● DATA SUPPLIED:

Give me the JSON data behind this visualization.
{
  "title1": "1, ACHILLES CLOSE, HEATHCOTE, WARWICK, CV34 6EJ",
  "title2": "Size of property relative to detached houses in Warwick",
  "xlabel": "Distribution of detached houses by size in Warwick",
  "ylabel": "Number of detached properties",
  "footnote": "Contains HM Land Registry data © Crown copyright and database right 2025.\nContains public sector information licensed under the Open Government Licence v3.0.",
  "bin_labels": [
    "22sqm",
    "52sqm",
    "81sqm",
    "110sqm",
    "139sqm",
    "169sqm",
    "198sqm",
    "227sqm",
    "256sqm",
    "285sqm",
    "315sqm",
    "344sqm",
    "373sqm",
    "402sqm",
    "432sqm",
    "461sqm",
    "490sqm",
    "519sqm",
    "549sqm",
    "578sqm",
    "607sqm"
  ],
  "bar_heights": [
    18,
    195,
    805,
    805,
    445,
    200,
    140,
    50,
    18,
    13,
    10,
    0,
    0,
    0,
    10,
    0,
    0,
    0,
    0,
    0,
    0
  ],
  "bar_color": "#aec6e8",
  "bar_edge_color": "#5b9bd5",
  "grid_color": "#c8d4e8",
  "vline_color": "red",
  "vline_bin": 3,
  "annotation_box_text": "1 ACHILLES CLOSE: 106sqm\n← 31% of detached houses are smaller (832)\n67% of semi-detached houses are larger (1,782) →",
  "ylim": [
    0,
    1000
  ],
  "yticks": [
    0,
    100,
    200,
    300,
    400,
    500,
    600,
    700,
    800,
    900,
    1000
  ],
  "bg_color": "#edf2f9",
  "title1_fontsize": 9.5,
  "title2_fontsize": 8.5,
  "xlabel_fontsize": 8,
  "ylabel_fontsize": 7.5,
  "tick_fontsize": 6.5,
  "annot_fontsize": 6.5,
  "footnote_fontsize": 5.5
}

* * *

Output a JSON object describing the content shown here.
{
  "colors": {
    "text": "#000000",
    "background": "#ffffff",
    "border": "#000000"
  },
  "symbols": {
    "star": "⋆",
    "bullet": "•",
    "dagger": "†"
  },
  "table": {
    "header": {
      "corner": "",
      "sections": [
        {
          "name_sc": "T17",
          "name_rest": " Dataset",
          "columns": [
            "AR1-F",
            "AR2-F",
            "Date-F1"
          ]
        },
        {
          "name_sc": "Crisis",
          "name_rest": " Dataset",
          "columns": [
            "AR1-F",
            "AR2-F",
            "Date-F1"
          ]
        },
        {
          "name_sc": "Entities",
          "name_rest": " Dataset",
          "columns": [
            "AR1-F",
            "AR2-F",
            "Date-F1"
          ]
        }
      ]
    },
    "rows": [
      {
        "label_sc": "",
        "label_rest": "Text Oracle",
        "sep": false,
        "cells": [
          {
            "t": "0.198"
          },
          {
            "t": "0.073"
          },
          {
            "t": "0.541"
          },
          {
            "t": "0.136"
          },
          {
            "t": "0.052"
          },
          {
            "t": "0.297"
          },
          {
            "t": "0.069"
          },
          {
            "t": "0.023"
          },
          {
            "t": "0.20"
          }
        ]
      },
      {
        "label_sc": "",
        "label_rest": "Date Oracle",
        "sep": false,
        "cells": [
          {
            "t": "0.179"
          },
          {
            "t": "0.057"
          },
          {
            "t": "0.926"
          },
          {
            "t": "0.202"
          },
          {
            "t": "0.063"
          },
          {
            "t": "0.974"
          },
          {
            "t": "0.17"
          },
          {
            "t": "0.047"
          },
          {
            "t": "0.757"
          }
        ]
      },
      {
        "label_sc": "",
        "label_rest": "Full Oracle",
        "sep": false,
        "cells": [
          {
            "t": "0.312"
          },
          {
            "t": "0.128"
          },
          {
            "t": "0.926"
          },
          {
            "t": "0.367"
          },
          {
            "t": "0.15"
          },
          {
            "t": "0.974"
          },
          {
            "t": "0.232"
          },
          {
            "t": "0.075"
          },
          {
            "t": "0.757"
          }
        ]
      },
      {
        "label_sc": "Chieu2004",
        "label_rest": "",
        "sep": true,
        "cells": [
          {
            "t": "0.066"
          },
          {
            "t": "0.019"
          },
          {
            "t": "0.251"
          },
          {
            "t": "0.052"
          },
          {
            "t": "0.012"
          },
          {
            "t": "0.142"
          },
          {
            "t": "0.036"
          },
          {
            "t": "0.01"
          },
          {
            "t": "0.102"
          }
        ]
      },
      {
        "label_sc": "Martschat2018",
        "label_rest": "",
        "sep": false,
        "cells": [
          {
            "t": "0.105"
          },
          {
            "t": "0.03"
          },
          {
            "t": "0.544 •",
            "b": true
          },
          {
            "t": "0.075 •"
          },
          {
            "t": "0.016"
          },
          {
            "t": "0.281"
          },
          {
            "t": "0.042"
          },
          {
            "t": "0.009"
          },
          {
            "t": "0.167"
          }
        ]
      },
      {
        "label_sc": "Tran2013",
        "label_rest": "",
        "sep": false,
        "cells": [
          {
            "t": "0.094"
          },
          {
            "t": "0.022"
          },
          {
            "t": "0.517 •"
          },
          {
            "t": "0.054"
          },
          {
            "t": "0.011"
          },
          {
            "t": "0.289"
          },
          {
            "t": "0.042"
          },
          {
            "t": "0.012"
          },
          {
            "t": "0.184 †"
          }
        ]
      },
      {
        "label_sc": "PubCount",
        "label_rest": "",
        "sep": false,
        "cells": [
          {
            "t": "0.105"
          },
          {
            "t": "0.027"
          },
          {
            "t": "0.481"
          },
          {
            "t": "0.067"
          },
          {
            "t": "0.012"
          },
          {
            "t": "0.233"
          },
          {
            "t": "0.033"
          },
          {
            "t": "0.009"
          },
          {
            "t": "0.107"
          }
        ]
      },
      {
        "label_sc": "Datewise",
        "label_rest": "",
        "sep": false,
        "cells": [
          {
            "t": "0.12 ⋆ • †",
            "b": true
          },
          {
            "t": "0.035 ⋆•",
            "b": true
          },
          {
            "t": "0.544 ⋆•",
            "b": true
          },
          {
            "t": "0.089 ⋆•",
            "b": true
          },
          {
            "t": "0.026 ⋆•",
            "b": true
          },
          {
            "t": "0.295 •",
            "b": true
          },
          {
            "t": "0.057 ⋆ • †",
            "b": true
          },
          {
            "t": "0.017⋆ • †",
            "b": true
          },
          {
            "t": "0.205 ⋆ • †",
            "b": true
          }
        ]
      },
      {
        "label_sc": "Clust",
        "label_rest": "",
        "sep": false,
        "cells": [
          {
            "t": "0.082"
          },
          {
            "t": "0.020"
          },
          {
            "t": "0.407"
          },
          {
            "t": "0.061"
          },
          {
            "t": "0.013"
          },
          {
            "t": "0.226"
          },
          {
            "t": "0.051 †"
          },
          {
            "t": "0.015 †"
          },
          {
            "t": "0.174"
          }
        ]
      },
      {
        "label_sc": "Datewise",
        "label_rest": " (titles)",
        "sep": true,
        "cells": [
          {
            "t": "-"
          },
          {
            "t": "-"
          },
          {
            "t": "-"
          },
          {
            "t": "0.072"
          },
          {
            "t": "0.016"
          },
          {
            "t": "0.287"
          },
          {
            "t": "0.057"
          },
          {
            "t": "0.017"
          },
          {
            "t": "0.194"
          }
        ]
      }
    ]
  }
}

---

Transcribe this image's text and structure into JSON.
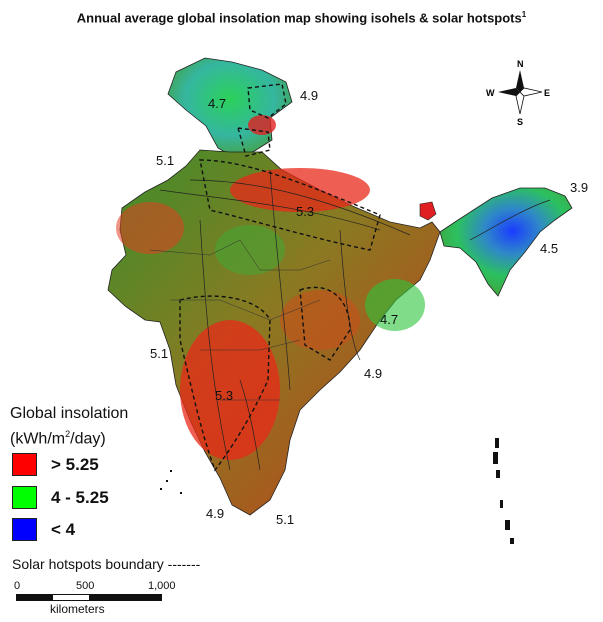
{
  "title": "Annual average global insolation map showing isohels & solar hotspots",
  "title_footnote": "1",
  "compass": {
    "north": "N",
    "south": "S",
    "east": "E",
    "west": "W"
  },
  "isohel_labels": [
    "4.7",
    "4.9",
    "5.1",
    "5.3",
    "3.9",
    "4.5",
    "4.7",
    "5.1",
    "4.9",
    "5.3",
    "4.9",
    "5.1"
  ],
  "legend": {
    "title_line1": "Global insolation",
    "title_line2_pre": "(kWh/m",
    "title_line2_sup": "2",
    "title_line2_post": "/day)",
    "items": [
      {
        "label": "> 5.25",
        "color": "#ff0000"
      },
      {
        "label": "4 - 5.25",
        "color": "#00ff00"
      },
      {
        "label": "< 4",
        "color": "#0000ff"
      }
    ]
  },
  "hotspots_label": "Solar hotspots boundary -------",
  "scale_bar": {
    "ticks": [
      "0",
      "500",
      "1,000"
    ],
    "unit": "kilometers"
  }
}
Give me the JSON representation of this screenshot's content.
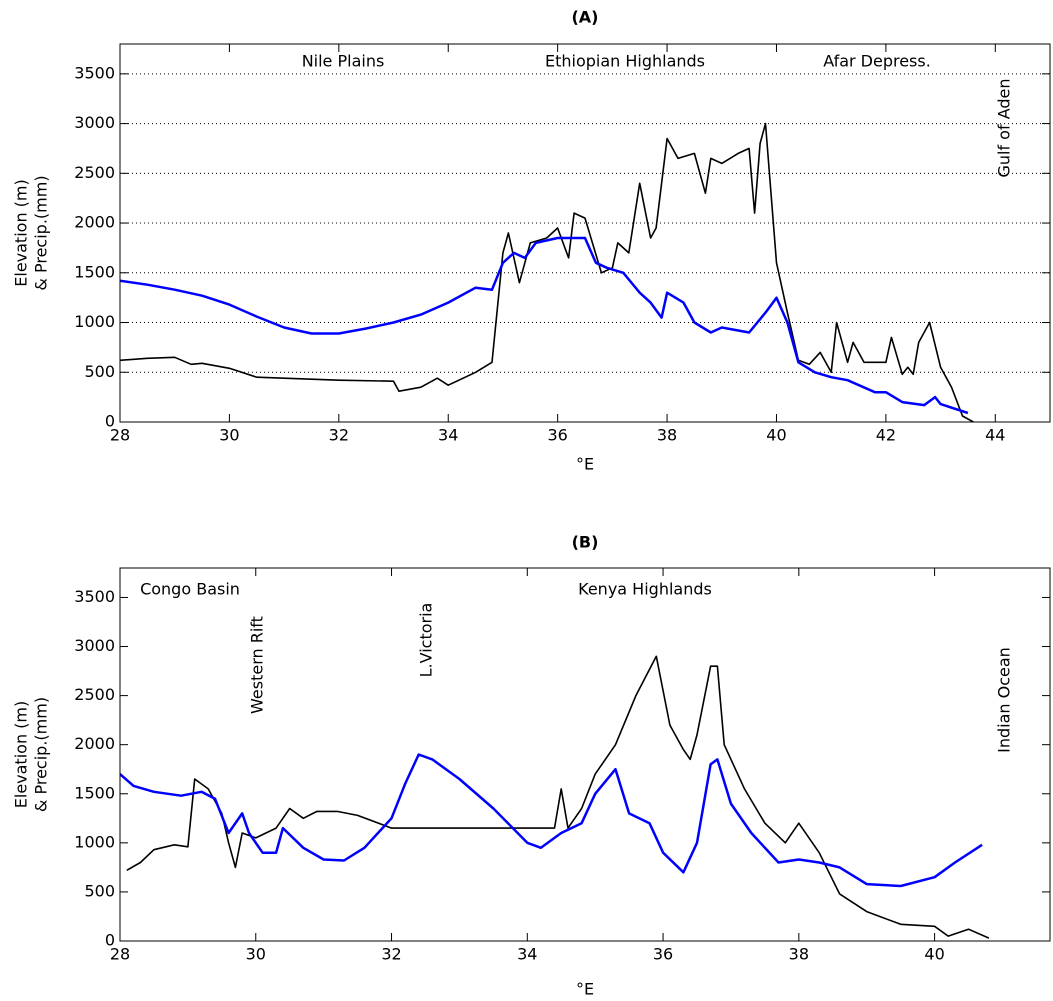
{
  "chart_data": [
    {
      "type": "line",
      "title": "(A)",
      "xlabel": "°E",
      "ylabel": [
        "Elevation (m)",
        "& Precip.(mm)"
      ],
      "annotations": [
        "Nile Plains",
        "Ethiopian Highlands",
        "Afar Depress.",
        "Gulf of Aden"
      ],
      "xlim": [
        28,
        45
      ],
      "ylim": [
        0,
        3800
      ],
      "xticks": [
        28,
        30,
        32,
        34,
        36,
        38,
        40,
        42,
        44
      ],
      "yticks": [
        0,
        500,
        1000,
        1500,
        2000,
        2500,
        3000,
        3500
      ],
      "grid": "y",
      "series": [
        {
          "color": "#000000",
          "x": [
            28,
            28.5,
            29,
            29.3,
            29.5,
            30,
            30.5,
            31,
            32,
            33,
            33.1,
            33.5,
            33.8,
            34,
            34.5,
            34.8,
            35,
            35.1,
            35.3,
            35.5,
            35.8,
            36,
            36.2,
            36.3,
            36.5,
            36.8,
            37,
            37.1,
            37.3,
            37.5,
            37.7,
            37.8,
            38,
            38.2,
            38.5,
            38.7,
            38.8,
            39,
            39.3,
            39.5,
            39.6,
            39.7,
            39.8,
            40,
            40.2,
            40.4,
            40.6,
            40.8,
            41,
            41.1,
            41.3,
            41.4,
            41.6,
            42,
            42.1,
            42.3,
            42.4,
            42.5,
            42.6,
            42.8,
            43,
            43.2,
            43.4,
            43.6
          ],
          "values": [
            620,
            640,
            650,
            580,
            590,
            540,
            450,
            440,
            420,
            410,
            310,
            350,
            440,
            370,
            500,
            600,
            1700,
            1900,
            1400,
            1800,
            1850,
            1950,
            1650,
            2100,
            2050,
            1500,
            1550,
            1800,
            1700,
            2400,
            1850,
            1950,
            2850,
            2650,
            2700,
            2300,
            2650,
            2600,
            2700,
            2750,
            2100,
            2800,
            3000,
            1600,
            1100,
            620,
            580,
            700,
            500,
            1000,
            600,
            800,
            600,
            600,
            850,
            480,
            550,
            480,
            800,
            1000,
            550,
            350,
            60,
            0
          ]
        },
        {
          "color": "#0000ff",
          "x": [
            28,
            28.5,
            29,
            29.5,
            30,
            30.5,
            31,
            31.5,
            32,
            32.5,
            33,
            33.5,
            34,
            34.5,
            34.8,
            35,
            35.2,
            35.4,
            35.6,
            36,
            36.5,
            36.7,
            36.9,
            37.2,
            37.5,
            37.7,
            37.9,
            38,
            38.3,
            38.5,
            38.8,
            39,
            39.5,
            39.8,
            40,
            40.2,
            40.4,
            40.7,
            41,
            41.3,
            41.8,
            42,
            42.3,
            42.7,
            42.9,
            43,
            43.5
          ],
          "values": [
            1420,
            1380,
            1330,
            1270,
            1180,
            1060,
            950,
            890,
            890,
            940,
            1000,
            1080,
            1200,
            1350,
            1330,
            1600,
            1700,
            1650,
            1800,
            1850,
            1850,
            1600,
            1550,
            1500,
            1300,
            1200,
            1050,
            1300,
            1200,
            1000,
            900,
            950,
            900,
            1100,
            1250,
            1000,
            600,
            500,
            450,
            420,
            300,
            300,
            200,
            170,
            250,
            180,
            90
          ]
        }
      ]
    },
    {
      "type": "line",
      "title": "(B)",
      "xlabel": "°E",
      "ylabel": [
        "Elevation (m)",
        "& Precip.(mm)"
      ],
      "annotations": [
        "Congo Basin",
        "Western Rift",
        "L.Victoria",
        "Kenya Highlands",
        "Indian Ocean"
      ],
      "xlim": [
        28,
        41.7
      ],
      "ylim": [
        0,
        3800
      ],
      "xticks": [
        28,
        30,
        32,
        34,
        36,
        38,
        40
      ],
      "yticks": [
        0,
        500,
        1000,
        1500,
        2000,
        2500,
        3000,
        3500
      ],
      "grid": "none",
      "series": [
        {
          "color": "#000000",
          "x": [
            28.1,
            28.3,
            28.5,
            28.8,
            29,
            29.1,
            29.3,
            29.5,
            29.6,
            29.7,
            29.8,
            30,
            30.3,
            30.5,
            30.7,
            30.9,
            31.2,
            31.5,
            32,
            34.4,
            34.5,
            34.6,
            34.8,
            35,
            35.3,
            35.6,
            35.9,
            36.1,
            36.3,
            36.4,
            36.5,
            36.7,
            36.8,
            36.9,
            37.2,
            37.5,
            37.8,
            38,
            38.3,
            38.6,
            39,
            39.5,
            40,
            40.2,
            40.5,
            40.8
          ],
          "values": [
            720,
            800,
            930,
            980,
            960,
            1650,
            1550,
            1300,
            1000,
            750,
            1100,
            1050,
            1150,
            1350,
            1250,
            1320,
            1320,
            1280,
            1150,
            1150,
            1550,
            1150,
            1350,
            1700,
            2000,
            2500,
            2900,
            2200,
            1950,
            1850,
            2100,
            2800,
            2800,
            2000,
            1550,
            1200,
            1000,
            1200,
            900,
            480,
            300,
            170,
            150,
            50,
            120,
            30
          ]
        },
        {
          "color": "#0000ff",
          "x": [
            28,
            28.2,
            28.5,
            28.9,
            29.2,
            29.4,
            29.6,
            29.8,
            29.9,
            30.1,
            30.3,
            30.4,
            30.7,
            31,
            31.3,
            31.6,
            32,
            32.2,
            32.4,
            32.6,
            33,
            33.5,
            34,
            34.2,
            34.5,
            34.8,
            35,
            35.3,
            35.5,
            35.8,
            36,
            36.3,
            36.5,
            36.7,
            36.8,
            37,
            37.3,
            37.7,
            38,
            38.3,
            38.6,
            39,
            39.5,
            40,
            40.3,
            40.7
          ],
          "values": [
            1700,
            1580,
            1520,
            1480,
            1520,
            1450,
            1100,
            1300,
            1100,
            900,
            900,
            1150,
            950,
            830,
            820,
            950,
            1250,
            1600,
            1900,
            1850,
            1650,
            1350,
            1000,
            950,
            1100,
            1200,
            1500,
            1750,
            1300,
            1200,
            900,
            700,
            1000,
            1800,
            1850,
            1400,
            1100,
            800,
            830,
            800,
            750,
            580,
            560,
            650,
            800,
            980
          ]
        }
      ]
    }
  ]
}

● EXERCISE DESCRIPTION: Only the number is wanted: how many lines in the preceding entries hold the string "hotspots"?

● EXERCISE OUTPUT: 2